Report only how many lines of the entries below contain the string "content".

[Extracted data entries]
# # # # #
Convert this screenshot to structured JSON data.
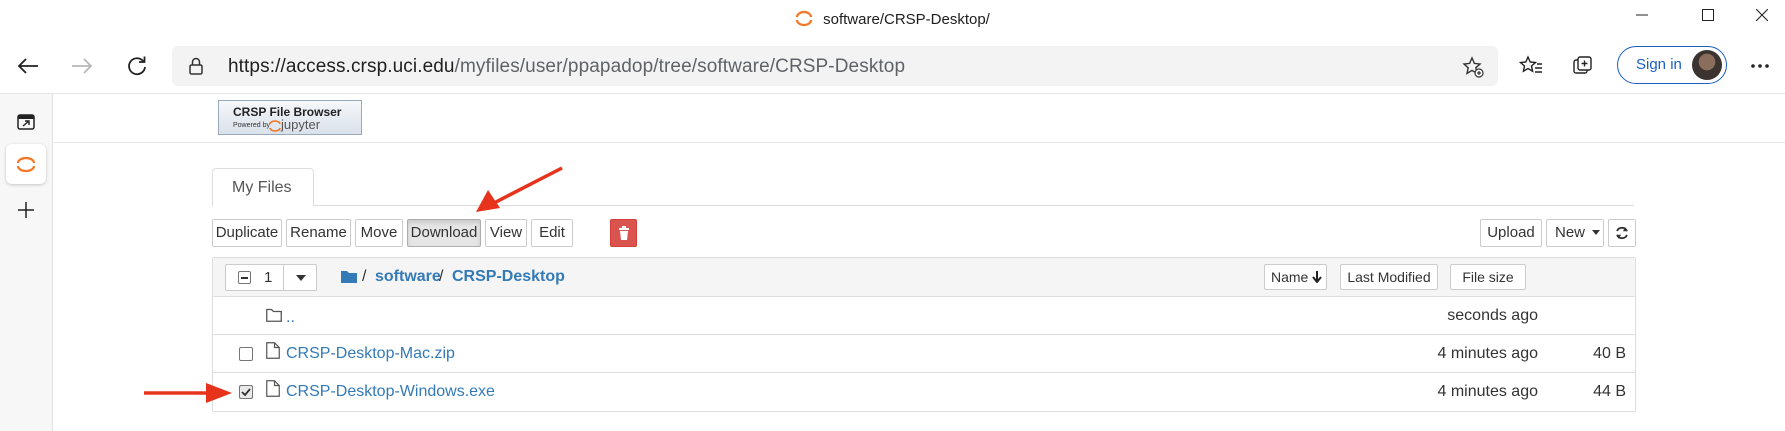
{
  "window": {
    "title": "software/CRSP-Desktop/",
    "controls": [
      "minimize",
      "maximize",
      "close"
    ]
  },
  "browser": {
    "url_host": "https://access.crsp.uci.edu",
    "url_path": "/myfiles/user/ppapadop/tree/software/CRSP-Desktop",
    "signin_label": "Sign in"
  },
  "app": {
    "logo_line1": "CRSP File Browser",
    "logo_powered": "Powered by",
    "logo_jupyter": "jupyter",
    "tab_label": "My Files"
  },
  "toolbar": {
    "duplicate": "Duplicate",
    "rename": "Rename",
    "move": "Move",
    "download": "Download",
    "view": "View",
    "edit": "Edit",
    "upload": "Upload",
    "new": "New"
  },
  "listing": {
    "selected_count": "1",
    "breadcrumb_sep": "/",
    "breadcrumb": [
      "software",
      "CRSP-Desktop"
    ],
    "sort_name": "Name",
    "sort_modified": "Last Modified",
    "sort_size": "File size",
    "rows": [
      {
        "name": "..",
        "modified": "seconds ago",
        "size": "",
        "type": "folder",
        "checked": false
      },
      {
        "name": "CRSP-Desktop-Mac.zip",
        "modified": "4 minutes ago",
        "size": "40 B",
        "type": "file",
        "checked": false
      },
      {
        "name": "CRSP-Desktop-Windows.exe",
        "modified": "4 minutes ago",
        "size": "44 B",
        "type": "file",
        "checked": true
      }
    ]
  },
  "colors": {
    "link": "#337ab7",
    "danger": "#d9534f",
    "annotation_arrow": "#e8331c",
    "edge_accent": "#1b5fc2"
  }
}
# # # # #
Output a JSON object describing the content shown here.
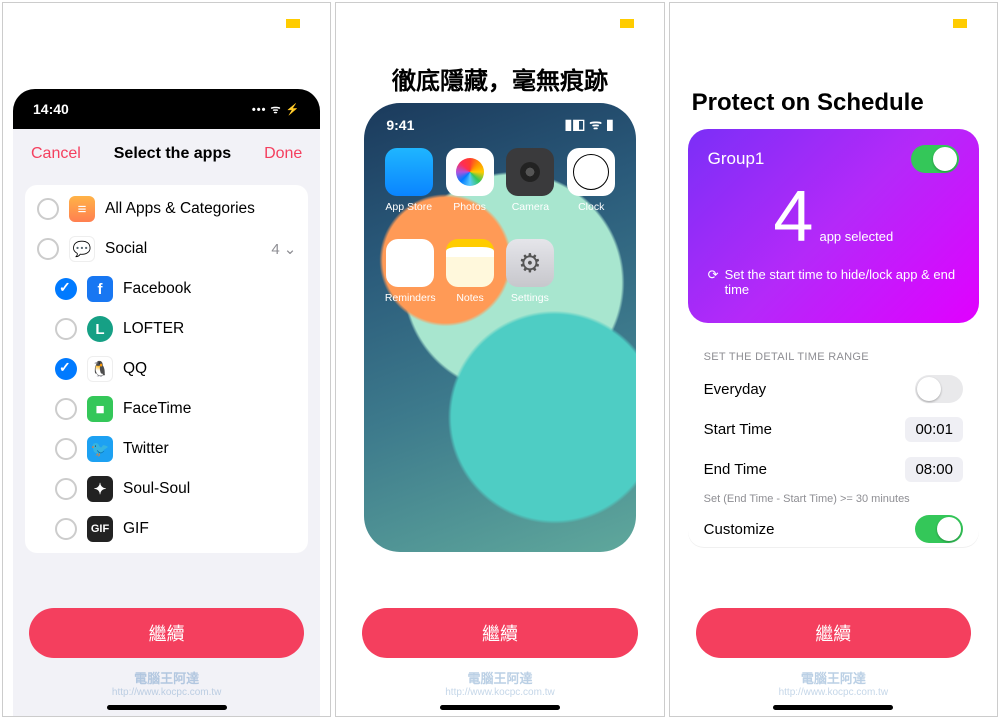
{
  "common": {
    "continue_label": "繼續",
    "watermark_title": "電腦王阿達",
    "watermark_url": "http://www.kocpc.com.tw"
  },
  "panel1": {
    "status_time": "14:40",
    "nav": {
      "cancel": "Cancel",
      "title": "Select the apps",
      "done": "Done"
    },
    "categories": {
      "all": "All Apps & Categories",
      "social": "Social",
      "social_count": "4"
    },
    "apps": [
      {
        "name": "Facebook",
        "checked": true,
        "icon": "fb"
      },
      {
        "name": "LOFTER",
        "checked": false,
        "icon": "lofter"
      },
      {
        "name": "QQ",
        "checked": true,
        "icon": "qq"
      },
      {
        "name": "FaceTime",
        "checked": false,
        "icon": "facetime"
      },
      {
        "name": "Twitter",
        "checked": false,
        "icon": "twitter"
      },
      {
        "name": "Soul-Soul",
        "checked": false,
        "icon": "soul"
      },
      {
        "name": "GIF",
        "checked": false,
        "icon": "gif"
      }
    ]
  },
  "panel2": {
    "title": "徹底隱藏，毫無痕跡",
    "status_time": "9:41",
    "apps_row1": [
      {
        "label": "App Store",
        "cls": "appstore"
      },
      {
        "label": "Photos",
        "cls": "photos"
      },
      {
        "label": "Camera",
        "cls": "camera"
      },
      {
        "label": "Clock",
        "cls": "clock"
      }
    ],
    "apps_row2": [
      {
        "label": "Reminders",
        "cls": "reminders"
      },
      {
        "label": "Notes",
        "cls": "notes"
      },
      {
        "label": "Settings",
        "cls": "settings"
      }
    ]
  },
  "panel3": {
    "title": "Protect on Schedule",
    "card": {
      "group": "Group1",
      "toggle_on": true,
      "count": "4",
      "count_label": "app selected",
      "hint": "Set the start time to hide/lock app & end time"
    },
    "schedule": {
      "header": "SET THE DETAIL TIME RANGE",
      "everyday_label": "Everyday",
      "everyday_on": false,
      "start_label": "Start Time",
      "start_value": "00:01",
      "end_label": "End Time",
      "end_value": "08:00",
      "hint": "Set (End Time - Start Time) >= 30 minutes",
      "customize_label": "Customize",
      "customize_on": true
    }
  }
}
# # # # #
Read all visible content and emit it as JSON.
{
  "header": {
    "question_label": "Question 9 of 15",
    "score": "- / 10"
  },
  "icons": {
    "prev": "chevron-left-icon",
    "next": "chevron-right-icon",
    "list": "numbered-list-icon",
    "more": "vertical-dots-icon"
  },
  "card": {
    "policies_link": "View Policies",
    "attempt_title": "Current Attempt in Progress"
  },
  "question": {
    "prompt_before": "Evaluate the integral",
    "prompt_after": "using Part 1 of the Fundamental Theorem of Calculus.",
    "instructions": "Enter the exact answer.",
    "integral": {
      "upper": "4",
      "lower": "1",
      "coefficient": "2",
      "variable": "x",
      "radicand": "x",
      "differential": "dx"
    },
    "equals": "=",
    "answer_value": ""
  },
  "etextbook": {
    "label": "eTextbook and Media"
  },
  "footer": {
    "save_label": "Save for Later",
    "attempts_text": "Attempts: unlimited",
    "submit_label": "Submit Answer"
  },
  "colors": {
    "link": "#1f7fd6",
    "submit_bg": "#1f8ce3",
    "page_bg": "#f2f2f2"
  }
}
# # # # #
:: ANSWER BELOW ::
2